Extracted records
******
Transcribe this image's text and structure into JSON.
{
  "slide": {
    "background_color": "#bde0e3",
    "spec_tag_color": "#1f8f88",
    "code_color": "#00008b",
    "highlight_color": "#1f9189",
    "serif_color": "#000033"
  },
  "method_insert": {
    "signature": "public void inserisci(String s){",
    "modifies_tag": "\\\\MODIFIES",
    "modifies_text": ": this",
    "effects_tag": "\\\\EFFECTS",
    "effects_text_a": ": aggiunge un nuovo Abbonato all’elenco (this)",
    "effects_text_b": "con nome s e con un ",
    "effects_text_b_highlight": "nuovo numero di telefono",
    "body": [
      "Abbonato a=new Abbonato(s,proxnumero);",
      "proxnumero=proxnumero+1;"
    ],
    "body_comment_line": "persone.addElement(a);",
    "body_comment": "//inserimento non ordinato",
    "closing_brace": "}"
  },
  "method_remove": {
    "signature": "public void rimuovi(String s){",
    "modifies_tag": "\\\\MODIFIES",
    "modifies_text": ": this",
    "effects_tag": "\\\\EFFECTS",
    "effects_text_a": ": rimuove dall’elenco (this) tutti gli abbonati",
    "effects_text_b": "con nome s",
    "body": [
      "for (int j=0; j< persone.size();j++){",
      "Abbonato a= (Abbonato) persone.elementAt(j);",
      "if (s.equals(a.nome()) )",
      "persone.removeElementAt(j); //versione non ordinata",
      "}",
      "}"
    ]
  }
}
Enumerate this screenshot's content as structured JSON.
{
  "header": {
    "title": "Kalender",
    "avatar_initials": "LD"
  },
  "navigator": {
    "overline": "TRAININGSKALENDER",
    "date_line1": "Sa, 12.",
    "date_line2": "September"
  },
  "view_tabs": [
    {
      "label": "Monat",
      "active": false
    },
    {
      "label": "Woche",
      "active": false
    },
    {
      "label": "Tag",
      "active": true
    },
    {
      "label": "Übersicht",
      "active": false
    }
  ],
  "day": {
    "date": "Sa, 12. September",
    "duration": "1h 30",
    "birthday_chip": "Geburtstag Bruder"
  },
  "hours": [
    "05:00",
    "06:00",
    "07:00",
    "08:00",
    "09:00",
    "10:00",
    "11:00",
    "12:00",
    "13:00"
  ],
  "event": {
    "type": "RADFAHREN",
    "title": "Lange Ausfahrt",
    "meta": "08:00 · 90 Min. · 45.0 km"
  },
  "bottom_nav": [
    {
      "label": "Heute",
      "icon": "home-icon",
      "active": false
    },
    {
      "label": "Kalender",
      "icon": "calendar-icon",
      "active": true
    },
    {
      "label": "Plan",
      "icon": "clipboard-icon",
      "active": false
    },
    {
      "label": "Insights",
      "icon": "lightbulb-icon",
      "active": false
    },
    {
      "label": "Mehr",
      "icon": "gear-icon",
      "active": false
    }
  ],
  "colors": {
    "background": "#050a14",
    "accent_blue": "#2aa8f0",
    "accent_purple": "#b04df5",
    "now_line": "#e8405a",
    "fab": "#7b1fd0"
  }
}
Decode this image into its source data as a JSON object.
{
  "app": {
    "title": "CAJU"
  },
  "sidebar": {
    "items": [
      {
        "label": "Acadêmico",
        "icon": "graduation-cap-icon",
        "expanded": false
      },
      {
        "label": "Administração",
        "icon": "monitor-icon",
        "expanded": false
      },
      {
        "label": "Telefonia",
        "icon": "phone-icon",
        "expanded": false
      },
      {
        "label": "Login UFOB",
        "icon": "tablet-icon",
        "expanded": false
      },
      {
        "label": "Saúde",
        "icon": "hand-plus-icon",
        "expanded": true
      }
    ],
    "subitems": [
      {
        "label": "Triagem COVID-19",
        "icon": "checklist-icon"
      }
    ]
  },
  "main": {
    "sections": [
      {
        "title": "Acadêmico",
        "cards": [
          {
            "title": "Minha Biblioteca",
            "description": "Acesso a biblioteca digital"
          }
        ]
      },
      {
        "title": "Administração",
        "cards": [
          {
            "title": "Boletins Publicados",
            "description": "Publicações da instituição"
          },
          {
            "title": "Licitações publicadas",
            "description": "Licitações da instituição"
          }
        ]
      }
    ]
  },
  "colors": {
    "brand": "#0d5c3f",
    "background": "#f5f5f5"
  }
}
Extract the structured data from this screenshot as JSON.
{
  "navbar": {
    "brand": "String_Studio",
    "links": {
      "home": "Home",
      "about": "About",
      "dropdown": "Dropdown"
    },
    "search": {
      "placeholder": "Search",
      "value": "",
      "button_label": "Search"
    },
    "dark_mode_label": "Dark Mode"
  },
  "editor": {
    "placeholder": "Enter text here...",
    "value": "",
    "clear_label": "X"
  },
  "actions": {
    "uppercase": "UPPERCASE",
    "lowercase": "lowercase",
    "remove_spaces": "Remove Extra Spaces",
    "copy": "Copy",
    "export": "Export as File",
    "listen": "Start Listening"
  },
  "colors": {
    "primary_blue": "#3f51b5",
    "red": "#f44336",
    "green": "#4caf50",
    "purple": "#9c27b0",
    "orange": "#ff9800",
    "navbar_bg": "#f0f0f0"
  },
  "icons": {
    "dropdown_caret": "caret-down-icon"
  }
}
******
The entries above must be returned exactly.

> **THE ANSWER**
Transcribe this image's text and structure into JSON.
{
  "slide": {
    "background_color": "#bde0e3",
    "spec_tag_color": "#1f8f88",
    "code_color": "#00008b",
    "highlight_color": "#1f9189",
    "serif_color": "#000033"
  },
  "method_insert": {
    "signature": "public void inserisci(String s){",
    "modifies_tag": "\\\\MODIFIES",
    "modifies_text": ": this",
    "effects_tag": "\\\\EFFECTS",
    "effects_text_a": ": aggiunge un nuovo Abbonato all’elenco (this)",
    "effects_text_b": "con nome s e con un ",
    "effects_text_b_highlight": "nuovo numero di telefono",
    "body": [
      "Abbonato a=new Abbonato(s,proxnumero);",
      "proxnumero=proxnumero+1;"
    ],
    "body_comment_line": "persone.addElement(a);",
    "body_comment": "//inserimento non ordinato",
    "closing_brace": "}"
  },
  "method_remove": {
    "signature": "public void rimuovi(String s){",
    "modifies_tag": "\\\\MODIFIES",
    "modifies_text": ": this",
    "effects_tag": "\\\\EFFECTS",
    "effects_text_a": ": rimuove dall’elenco (this) tutti gli abbonati",
    "effects_text_b": "con nome s",
    "body": [
      "for (int j=0; j< persone.size();j++){",
      "Abbonato a= (Abbonato) persone.elementAt(j);",
      "if (s.equals(a.nome()) )",
      "persone.removeElementAt(j); //versione non ordinata",
      "}",
      "}"
    ]
  }
}
Enumerate this screenshot's content as structured JSON.
{
  "header": {
    "title": "Kalender",
    "avatar_initials": "LD"
  },
  "navigator": {
    "overline": "TRAININGSKALENDER",
    "date_line1": "Sa, 12.",
    "date_line2": "September"
  },
  "view_tabs": [
    {
      "label": "Monat",
      "active": false
    },
    {
      "label": "Woche",
      "active": false
    },
    {
      "label": "Tag",
      "active": true
    },
    {
      "label": "Übersicht",
      "active": false
    }
  ],
  "day": {
    "date": "Sa, 12. September",
    "duration": "1h 30",
    "birthday_chip": "Geburtstag Bruder"
  },
  "hours": [
    "05:00",
    "06:00",
    "07:00",
    "08:00",
    "09:00",
    "10:00",
    "11:00",
    "12:00",
    "13:00"
  ],
  "event": {
    "type": "RADFAHREN",
    "title": "Lange Ausfahrt",
    "meta": "08:00 · 90 Min. · 45.0 km"
  },
  "bottom_nav": [
    {
      "label": "Heute",
      "icon": "home-icon",
      "active": false
    },
    {
      "label": "Kalender",
      "icon": "calendar-icon",
      "active": true
    },
    {
      "label": "Plan",
      "icon": "clipboard-icon",
      "active": false
    },
    {
      "label": "Insights",
      "icon": "lightbulb-icon",
      "active": false
    },
    {
      "label": "Mehr",
      "icon": "gear-icon",
      "active": false
    }
  ],
  "colors": {
    "background": "#050a14",
    "accent_blue": "#2aa8f0",
    "accent_purple": "#b04df5",
    "now_line": "#e8405a",
    "fab": "#7b1fd0"
  }
}
Decode this image into its source data as a JSON object.
{
  "app": {
    "title": "CAJU"
  },
  "sidebar": {
    "items": [
      {
        "label": "Acadêmico",
        "icon": "graduation-cap-icon",
        "expanded": false
      },
      {
        "label": "Administração",
        "icon": "monitor-icon",
        "expanded": false
      },
      {
        "label": "Telefonia",
        "icon": "phone-icon",
        "expanded": false
      },
      {
        "label": "Login UFOB",
        "icon": "tablet-icon",
        "expanded": false
      },
      {
        "label": "Saúde",
        "icon": "hand-plus-icon",
        "expanded": true
      }
    ],
    "subitems": [
      {
        "label": "Triagem COVID-19",
        "icon": "checklist-icon"
      }
    ]
  },
  "main": {
    "sections": [
      {
        "title": "Acadêmico",
        "cards": [
          {
            "title": "Minha Biblioteca",
            "description": "Acesso a biblioteca digital"
          }
        ]
      },
      {
        "title": "Administração",
        "cards": [
          {
            "title": "Boletins Publicados",
            "description": "Publicações da instituição"
          },
          {
            "title": "Licitações publicadas",
            "description": "Licitações da instituição"
          }
        ]
      }
    ]
  },
  "colors": {
    "brand": "#0d5c3f",
    "background": "#f5f5f5"
  }
}
Extract the structured data from this screenshot as JSON.
{
  "navbar": {
    "brand": "String_Studio",
    "links": {
      "home": "Home",
      "about": "About",
      "dropdown": "Dropdown"
    },
    "search": {
      "placeholder": "Search",
      "value": "",
      "button_label": "Search"
    },
    "dark_mode_label": "Dark Mode"
  },
  "editor": {
    "placeholder": "Enter text here...",
    "value": "",
    "clear_label": "X"
  },
  "actions": {
    "uppercase": "UPPERCASE",
    "lowercase": "lowercase",
    "remove_spaces": "Remove Extra Spaces",
    "copy": "Copy",
    "export": "Export as File",
    "listen": "Start Listening"
  },
  "colors": {
    "primary_blue": "#3f51b5",
    "red": "#f44336",
    "green": "#4caf50",
    "purple": "#9c27b0",
    "orange": "#ff9800",
    "navbar_bg": "#f0f0f0"
  },
  "icons": {
    "dropdown_caret": "caret-down-icon"
  }
}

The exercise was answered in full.